**EXERCISE DATA**:

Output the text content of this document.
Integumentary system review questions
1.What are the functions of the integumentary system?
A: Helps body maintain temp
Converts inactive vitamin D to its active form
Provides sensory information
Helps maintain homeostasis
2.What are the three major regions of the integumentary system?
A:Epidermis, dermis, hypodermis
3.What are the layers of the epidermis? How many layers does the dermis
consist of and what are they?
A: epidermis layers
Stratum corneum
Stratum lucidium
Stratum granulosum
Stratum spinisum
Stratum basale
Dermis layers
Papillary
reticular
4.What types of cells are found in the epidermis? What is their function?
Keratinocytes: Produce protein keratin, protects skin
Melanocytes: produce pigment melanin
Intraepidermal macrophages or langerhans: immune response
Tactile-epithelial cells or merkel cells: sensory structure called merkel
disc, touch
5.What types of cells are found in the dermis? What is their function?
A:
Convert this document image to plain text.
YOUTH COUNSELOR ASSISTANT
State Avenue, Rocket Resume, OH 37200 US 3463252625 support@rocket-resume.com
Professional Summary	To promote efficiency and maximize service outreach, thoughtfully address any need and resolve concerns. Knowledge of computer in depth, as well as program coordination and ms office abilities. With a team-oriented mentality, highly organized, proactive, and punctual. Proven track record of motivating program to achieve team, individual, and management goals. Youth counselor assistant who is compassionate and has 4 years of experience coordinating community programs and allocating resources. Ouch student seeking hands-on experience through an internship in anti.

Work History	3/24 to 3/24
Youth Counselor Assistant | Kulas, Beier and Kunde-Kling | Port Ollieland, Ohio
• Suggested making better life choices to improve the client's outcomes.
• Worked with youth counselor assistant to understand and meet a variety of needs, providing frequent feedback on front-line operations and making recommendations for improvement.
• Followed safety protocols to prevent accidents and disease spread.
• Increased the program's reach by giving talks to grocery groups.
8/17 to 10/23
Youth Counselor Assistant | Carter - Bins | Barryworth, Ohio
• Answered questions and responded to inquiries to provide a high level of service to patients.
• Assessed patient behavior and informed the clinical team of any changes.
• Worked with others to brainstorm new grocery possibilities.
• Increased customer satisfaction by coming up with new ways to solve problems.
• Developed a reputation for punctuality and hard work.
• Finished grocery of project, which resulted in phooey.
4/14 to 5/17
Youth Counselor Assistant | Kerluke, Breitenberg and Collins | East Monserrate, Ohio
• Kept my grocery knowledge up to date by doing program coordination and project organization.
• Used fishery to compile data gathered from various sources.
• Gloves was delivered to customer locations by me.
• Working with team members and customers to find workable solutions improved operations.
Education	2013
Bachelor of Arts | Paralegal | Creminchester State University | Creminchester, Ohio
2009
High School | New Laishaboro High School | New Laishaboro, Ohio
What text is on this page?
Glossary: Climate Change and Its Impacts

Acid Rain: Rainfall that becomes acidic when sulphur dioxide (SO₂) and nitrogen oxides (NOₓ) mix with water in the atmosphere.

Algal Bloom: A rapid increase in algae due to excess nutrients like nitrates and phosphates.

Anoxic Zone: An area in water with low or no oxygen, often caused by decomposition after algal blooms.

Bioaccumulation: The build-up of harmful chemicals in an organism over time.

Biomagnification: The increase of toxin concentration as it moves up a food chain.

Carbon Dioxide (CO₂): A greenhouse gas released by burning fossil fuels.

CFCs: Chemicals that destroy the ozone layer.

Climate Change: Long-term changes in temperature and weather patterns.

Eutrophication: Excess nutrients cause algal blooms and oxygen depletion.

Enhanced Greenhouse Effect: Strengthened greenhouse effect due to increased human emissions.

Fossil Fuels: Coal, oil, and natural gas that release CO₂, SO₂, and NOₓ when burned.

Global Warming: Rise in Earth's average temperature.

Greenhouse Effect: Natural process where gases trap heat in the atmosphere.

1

**REQUIREMENT**: Your answer should be the lines above that contain the word "making", copied out.

**RESULT BELOW**:
• Suggested making better life choices to improve the client's outcomes.
• Worked with youth counselor assistant to understand and meet a variety of needs, providing frequent feedback on front-line operations and making recommendations for improvement.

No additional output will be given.